Excerpted records:
++++++++++
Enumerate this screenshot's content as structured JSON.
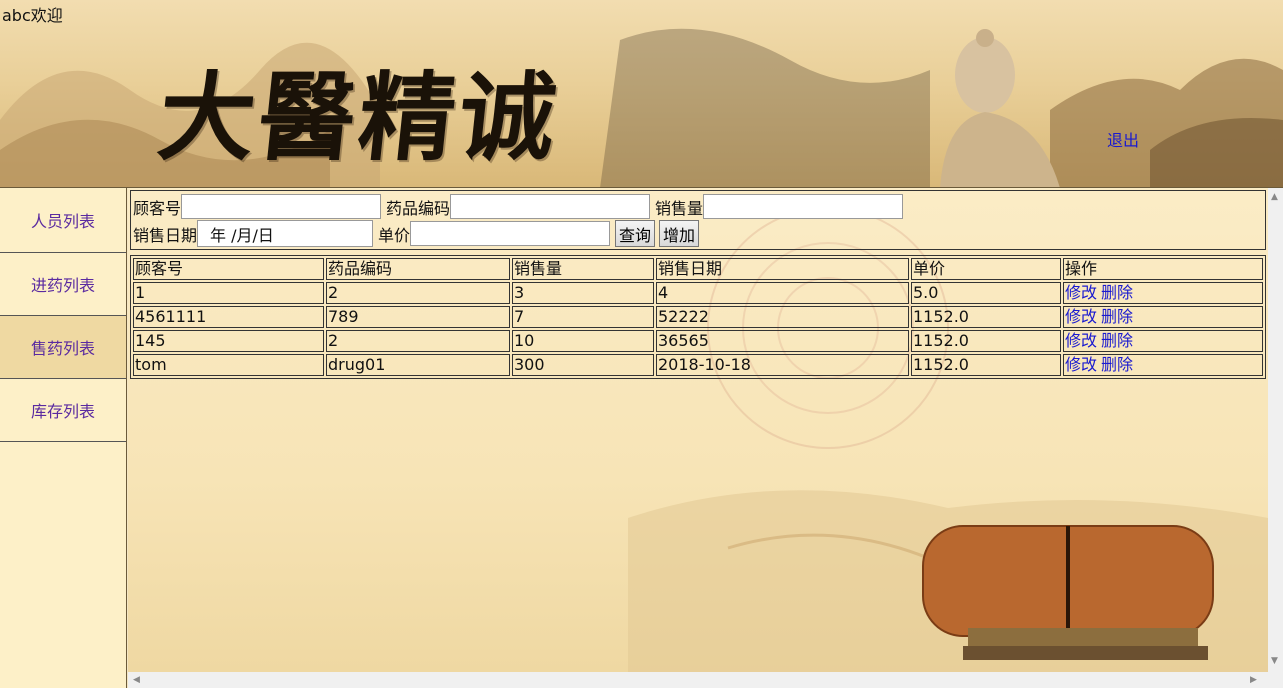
{
  "header": {
    "welcome": "abc欢迎",
    "logout": "退出"
  },
  "sidebar": {
    "items": [
      {
        "label": "人员列表",
        "active": false
      },
      {
        "label": "进药列表",
        "active": false
      },
      {
        "label": "售药列表",
        "active": true
      },
      {
        "label": "库存列表",
        "active": false
      }
    ]
  },
  "form": {
    "customer_label": "顾客号",
    "customer_value": "",
    "drug_code_label": "药品编码",
    "drug_code_value": "",
    "quantity_label": "销售量",
    "quantity_value": "",
    "date_label": "销售日期",
    "date_value": "年  /月/日",
    "price_label": "单价",
    "price_value": "",
    "query_button": "查询",
    "add_button": "增加"
  },
  "table": {
    "headers": [
      "顾客号",
      "药品编码",
      "销售量",
      "销售日期",
      "单价",
      "操作"
    ],
    "rows": [
      {
        "customer": "1",
        "drug_code": "2",
        "quantity": "3",
        "date": "4",
        "price": "5.0",
        "edit": "修改",
        "delete": "删除"
      },
      {
        "customer": "4561111",
        "drug_code": "789",
        "quantity": "7",
        "date": "52222",
        "price": "1152.0",
        "edit": "修改",
        "delete": "删除"
      },
      {
        "customer": "145",
        "drug_code": "2",
        "quantity": "10",
        "date": "36565",
        "price": "1152.0",
        "edit": "修改",
        "delete": "删除"
      },
      {
        "customer": "tom",
        "drug_code": "drug01",
        "quantity": "300",
        "date": "2018-10-18",
        "price": "1152.0",
        "edit": "修改",
        "delete": "删除"
      }
    ]
  },
  "colors": {
    "link": "#1a1ad0",
    "sidebar_text": "#5a2aa0",
    "sidebar_bg": "#fdf0c8",
    "sidebar_active_bg": "#efd9a2"
  }
}
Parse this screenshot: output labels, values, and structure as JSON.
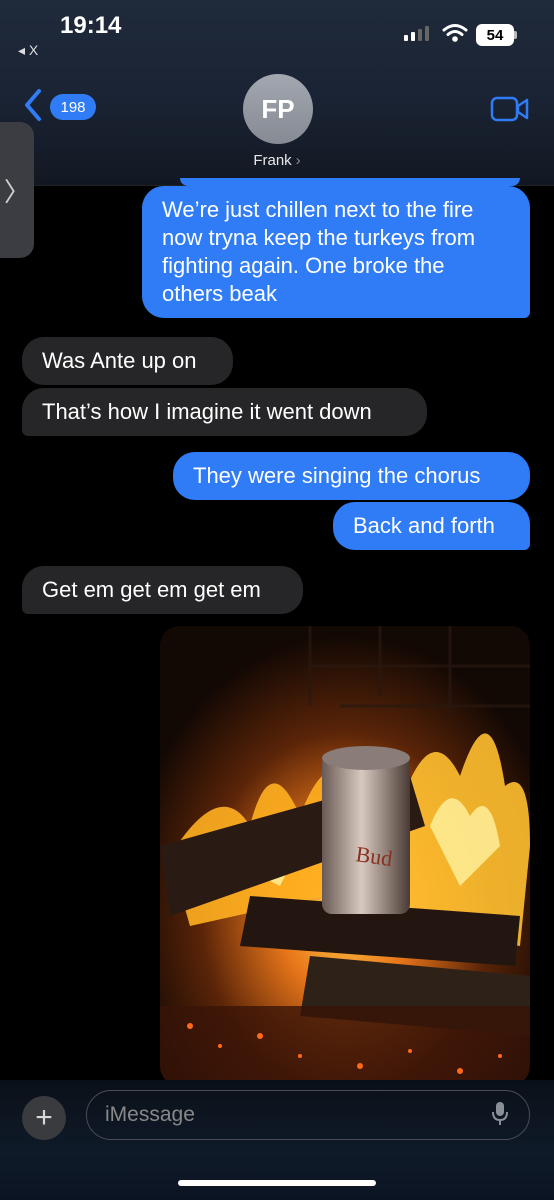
{
  "status": {
    "time": "19:14",
    "back_app": "◂ X",
    "battery": "54"
  },
  "header": {
    "back_count": "198",
    "avatar_initials": "FP",
    "contact_name": "Frank",
    "name_chevron": "›",
    "side_tab_chevron": "〉"
  },
  "messages": [
    {
      "direction": "outgoing",
      "text": "We’re just chillen next to the fire now tryna keep the turkeys from fighting again. One broke the others beak"
    },
    {
      "direction": "incoming",
      "text": "Was Ante up on"
    },
    {
      "direction": "incoming",
      "text": "That’s how I imagine it went down"
    },
    {
      "direction": "outgoing",
      "text": "They were singing the chorus"
    },
    {
      "direction": "outgoing",
      "text": "Back and forth"
    },
    {
      "direction": "incoming",
      "text": "Get em get em get em"
    }
  ],
  "photo": {
    "can_text": "Bud"
  },
  "composer": {
    "plus_label": "+",
    "placeholder": "iMessage"
  },
  "colors": {
    "outgoing": "#2f7cf6",
    "incoming": "#262628",
    "background": "#000000"
  },
  "icons": [
    "back-chevron-icon",
    "video-camera-icon",
    "plus-icon",
    "microphone-icon",
    "wifi-icon",
    "signal-icon",
    "battery-icon"
  ]
}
++++++++++
Exercise: Give back every line exactly as it stands, pictures excluded.

Task response:
Enumerate this screenshot's content as structured JSON.
{
  "header": {
    "welcome": "abc欢迎",
    "logout": "退出"
  },
  "sidebar": {
    "items": [
      {
        "label": "人员列表",
        "active": false
      },
      {
        "label": "进药列表",
        "active": false
      },
      {
        "label": "售药列表",
        "active": true
      },
      {
        "label": "库存列表",
        "active": false
      }
    ]
  },
  "form": {
    "customer_label": "顾客号",
    "customer_value": "",
    "drug_code_label": "药品编码",
    "drug_code_value": "",
    "quantity_label": "销售量",
    "quantity_value": "",
    "date_label": "销售日期",
    "date_value": "年  /月/日",
    "price_label": "单价",
    "price_value": "",
    "query_button": "查询",
    "add_button": "增加"
  },
  "table": {
    "headers": [
      "顾客号",
      "药品编码",
      "销售量",
      "销售日期",
      "单价",
      "操作"
    ],
    "rows": [
      {
        "customer": "1",
        "drug_code": "2",
        "quantity": "3",
        "date": "4",
        "price": "5.0",
        "edit": "修改",
        "delete": "删除"
      },
      {
        "customer": "4561111",
        "drug_code": "789",
        "quantity": "7",
        "date": "52222",
        "price": "1152.0",
        "edit": "修改",
        "delete": "删除"
      },
      {
        "customer": "145",
        "drug_code": "2",
        "quantity": "10",
        "date": "36565",
        "price": "1152.0",
        "edit": "修改",
        "delete": "删除"
      },
      {
        "customer": "tom",
        "drug_code": "drug01",
        "quantity": "300",
        "date": "2018-10-18",
        "price": "1152.0",
        "edit": "修改",
        "delete": "删除"
      }
    ]
  },
  "colors": {
    "link": "#1a1ad0",
    "sidebar_text": "#5a2aa0",
    "sidebar_bg": "#fdf0c8",
    "sidebar_active_bg": "#efd9a2"
  }
}
Parse this screenshot: output labels, values, and structure as JSON.
{
  "status": {
    "time": "19:14",
    "back_app": "◂ X",
    "battery": "54"
  },
  "header": {
    "back_count": "198",
    "avatar_initials": "FP",
    "contact_name": "Frank",
    "name_chevron": "›",
    "side_tab_chevron": "〉"
  },
  "messages": [
    {
      "direction": "outgoing",
      "text": "We’re just chillen next to the fire now tryna keep the turkeys from fighting again. One broke the others beak"
    },
    {
      "direction": "incoming",
      "text": "Was Ante up on"
    },
    {
      "direction": "incoming",
      "text": "That’s how I imagine it went down"
    },
    {
      "direction": "outgoing",
      "text": "They were singing the chorus"
    },
    {
      "direction": "outgoing",
      "text": "Back and forth"
    },
    {
      "direction": "incoming",
      "text": "Get em get em get em"
    }
  ],
  "photo": {
    "can_text": "Bud"
  },
  "composer": {
    "plus_label": "+",
    "placeholder": "iMessage"
  },
  "colors": {
    "outgoing": "#2f7cf6",
    "incoming": "#262628",
    "background": "#000000"
  },
  "icons": [
    "back-chevron-icon",
    "video-camera-icon",
    "plus-icon",
    "microphone-icon",
    "wifi-icon",
    "signal-icon",
    "battery-icon"
  ]
}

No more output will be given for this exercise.